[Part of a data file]
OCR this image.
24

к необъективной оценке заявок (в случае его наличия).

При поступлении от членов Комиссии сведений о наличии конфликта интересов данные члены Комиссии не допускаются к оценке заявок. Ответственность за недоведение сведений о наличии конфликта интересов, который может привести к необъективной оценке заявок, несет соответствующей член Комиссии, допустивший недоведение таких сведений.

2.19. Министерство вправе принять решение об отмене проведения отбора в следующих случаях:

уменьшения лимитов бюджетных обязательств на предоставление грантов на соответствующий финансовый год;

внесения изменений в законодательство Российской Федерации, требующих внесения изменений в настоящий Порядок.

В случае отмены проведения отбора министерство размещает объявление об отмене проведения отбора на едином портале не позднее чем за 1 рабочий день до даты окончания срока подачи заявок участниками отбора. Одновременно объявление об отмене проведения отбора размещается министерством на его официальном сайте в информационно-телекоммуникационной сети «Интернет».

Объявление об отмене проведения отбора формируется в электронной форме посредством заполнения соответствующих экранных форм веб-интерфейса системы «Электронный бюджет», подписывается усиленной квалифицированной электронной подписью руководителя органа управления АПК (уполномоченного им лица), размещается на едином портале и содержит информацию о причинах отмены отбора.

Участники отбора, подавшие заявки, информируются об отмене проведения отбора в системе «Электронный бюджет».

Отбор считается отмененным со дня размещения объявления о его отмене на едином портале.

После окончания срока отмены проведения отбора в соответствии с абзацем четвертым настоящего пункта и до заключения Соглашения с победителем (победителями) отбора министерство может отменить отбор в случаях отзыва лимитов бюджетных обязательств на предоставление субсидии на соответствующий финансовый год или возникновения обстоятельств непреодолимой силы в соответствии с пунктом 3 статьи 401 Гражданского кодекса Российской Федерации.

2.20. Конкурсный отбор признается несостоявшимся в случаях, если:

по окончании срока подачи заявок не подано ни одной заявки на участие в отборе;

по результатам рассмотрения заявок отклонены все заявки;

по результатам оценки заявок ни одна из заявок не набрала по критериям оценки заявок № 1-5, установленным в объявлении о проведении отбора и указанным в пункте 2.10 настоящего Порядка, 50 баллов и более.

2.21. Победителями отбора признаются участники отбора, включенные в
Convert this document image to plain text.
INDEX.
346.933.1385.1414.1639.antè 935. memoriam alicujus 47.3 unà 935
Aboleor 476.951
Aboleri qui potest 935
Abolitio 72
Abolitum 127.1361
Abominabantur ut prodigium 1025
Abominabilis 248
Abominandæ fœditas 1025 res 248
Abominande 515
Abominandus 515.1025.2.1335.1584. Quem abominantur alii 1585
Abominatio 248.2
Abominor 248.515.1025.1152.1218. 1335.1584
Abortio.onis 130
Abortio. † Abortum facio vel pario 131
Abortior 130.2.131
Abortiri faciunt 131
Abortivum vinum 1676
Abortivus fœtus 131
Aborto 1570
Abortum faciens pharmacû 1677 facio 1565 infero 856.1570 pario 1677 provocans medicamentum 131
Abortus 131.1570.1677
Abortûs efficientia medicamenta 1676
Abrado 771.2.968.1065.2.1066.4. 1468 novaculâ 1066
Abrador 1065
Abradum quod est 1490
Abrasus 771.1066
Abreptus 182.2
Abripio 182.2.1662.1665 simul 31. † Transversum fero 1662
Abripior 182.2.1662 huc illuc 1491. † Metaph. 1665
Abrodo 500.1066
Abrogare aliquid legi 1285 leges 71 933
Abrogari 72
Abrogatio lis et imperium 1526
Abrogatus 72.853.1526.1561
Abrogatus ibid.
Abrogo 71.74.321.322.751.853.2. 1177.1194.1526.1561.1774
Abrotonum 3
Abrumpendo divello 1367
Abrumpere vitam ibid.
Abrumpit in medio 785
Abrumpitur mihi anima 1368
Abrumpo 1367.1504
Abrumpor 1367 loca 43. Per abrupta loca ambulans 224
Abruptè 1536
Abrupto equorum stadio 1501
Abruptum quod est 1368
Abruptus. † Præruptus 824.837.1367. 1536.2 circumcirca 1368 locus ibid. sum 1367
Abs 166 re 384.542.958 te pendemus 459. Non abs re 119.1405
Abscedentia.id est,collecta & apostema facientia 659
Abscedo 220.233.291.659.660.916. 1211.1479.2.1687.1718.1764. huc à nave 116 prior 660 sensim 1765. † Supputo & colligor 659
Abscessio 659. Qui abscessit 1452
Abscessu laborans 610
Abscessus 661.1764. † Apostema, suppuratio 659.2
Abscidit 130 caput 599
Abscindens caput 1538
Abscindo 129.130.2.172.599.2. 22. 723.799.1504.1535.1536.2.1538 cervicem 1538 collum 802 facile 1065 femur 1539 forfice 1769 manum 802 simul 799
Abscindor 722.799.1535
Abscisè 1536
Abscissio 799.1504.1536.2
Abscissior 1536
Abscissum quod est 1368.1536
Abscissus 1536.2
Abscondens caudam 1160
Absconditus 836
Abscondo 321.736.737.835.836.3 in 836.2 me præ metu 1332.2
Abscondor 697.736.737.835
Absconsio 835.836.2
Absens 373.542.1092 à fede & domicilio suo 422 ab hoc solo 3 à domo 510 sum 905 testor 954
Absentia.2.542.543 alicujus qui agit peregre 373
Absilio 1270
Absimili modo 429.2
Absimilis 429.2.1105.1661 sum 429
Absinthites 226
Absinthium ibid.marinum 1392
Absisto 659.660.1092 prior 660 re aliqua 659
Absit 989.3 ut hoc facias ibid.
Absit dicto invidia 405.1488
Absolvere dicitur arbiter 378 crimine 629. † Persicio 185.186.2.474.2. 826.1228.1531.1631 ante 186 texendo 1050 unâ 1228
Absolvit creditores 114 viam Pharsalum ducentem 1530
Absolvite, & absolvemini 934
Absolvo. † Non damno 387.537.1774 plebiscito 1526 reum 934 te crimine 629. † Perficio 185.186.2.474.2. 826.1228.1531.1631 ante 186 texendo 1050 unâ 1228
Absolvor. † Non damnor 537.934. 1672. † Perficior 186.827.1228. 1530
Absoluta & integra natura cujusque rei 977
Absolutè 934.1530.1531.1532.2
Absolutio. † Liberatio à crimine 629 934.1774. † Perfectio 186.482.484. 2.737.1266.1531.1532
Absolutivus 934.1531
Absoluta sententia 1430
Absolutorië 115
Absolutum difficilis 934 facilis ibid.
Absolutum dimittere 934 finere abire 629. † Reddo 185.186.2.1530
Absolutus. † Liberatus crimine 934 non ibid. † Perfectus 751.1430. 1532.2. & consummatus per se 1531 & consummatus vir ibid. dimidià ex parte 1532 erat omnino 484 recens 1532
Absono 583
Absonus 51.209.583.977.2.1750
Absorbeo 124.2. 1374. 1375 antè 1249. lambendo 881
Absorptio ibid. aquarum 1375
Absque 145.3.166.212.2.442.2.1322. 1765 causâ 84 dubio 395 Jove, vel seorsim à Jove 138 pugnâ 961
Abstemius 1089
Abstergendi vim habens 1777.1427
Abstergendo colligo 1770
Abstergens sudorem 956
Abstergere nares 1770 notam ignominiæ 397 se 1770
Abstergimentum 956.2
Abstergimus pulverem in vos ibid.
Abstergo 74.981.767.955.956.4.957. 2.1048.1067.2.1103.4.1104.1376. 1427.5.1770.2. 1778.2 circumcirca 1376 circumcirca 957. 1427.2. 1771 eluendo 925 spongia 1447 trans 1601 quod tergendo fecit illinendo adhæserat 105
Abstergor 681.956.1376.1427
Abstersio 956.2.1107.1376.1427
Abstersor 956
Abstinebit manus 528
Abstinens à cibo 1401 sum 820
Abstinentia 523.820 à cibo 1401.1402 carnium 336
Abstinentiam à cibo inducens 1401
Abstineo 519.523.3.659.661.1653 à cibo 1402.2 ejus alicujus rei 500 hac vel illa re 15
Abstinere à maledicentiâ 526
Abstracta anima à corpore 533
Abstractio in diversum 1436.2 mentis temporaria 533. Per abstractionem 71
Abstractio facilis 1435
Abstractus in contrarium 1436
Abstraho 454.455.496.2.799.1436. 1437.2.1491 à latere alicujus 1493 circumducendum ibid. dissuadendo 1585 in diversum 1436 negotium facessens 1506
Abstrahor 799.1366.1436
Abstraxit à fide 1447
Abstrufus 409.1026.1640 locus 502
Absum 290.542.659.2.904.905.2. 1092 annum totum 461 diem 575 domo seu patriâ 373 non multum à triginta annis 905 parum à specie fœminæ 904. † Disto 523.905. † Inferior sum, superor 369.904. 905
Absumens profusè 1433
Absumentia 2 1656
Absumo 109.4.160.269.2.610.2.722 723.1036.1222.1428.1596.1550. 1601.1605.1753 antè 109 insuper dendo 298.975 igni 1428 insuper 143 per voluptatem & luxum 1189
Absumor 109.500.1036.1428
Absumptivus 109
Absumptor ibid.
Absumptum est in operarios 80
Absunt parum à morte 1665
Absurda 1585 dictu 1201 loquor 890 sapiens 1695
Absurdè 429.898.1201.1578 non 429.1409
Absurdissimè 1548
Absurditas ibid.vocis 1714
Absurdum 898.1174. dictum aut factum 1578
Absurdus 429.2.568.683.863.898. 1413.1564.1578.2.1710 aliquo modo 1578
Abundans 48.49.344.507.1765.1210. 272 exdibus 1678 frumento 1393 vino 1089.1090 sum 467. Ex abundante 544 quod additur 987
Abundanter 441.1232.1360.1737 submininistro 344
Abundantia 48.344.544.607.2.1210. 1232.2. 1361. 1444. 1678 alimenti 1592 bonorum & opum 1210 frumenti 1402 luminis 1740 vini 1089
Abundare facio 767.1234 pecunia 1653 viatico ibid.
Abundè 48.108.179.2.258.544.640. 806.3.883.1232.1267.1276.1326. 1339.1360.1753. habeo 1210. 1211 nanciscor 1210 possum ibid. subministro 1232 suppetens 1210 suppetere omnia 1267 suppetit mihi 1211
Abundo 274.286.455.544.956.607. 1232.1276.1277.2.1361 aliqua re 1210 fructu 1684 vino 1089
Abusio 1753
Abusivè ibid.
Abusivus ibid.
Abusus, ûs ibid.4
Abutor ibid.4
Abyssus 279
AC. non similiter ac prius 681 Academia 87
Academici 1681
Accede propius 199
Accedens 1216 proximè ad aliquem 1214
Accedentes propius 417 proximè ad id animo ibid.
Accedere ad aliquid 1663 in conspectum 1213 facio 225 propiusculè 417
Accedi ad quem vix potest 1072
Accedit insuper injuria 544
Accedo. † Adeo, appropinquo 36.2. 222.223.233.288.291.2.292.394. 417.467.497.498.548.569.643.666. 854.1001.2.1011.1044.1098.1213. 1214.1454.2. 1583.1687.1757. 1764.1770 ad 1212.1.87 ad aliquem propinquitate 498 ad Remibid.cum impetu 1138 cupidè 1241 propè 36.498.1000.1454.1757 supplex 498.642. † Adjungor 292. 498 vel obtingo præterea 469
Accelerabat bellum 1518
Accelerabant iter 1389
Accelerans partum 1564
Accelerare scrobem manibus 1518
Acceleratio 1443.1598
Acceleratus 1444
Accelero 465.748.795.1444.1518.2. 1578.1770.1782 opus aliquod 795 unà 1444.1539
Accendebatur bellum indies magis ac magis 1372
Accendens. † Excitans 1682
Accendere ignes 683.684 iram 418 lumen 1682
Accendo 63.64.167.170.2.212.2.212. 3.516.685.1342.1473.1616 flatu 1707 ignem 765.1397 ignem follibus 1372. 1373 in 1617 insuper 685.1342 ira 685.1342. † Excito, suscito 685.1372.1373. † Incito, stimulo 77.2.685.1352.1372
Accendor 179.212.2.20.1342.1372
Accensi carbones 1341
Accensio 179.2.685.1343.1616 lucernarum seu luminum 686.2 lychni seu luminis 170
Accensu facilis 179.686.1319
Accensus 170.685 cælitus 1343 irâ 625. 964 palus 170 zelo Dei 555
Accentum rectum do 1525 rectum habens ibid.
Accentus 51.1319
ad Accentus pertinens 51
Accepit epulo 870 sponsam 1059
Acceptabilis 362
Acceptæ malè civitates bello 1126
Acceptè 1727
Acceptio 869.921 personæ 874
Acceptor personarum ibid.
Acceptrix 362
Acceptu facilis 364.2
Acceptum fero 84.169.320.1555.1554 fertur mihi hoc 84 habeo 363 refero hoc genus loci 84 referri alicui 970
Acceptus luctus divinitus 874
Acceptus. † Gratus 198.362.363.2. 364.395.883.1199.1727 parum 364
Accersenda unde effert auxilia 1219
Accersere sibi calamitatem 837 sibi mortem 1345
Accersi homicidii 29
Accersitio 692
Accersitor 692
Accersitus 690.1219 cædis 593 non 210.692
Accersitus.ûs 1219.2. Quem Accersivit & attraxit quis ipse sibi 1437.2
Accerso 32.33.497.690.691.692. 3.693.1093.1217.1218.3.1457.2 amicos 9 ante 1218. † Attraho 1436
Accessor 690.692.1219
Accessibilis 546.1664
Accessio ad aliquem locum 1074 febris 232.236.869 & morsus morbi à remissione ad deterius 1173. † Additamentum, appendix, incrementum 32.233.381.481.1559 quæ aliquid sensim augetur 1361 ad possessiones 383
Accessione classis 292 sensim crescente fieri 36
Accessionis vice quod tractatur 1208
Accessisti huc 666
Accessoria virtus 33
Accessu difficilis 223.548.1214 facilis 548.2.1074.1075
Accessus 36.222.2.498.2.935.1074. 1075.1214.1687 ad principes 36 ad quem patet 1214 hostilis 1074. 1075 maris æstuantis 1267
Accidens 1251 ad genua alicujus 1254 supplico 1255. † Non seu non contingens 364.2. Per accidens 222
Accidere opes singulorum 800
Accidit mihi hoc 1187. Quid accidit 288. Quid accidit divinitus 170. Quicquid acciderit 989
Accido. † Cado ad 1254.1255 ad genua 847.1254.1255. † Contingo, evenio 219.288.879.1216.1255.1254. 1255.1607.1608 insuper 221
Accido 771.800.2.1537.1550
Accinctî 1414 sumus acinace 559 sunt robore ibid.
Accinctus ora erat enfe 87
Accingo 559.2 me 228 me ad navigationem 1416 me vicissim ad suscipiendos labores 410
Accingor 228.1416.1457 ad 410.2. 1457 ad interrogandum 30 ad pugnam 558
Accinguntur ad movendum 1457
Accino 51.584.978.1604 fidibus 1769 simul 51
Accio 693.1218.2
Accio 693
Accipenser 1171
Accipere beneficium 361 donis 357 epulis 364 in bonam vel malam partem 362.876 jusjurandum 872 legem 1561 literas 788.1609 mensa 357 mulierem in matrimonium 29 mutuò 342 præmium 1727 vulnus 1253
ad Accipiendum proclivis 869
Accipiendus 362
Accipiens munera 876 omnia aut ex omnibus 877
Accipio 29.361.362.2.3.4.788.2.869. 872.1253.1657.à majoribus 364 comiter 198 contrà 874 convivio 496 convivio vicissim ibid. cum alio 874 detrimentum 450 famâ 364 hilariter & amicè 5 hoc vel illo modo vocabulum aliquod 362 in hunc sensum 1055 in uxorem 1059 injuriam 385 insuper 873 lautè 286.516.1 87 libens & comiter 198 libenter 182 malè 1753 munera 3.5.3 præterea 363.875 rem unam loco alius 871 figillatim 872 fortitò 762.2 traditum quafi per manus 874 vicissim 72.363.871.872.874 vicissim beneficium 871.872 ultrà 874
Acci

**YOUR TASK:**
Report every line containing the word "необъективной" from the listing above.

**OUTPUT OF THE EXERCISE:**
к необъективной оценке заявок (в случае его наличия).
При поступлении от членов Комиссии сведений о наличии конфликта интересов данные члены Комиссии не допускаются к оценке заявок. Ответственность за недоведение сведений о наличии конфликта интересов, который может привести к необъективной оценке заявок, несет соответствующей член Комиссии, допустивший недоведение таких сведений.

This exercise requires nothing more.